_EXERCISE DIRECTIONS_.
Print all records exactly, leaving nothing out.

_DATA SECTION_.
◆ ◆ ◆

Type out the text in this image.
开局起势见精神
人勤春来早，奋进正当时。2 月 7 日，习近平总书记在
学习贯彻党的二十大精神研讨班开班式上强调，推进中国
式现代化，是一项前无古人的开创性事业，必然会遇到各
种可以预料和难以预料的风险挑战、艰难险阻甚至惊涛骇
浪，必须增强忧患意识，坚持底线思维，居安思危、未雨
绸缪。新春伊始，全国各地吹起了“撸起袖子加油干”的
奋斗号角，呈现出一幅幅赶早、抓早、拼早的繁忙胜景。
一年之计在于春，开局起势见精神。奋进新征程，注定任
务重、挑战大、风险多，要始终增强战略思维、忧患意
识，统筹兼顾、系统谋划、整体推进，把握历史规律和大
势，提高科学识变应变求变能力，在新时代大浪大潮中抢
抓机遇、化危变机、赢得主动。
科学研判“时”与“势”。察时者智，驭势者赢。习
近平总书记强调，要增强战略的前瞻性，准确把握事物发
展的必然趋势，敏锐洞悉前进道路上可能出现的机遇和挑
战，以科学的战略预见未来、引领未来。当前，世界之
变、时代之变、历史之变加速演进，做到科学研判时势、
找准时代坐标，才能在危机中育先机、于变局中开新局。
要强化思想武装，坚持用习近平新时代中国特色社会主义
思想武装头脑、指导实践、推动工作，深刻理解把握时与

◆ ◆ ◆

_TASK OUTPUT_.
Type out the text in this image.
开局起势见精神
人勤春来早，奋进正当时。2 月 7 日，习近平总书记在
学习贯彻党的二十大精神研讨班开班式上强调，推进中国
式现代化，是一项前无古人的开创性事业，必然会遇到各
种可以预料和难以预料的风险挑战、艰难险阻甚至惊涛骇
浪，必须增强忧患意识，坚持底线思维，居安思危、未雨
绸缪。新春伊始，全国各地吹起了“撸起袖子加油干”的
奋斗号角，呈现出一幅幅赶早、抓早、拼早的繁忙胜景。
一年之计在于春，开局起势见精神。奋进新征程，注定任
务重、挑战大、风险多，要始终增强战略思维、忧患意
识，统筹兼顾、系统谋划、整体推进，把握历史规律和大
势，提高科学识变应变求变能力，在新时代大浪大潮中抢
抓机遇、化危变机、赢得主动。
科学研判“时”与“势”。察时者智，驭势者赢。习
近平总书记强调，要增强战略的前瞻性，准确把握事物发
展的必然趋势，敏锐洞悉前进道路上可能出现的机遇和挑
战，以科学的战略预见未来、引领未来。当前，世界之
变、时代之变、历史之变加速演进，做到科学研判时势、
找准时代坐标，才能在危机中育先机、于变局中开新局。
要强化思想武装，坚持用习近平新时代中国特色社会主义
思想武装头脑、指导实践、推动工作，深刻理解把握时与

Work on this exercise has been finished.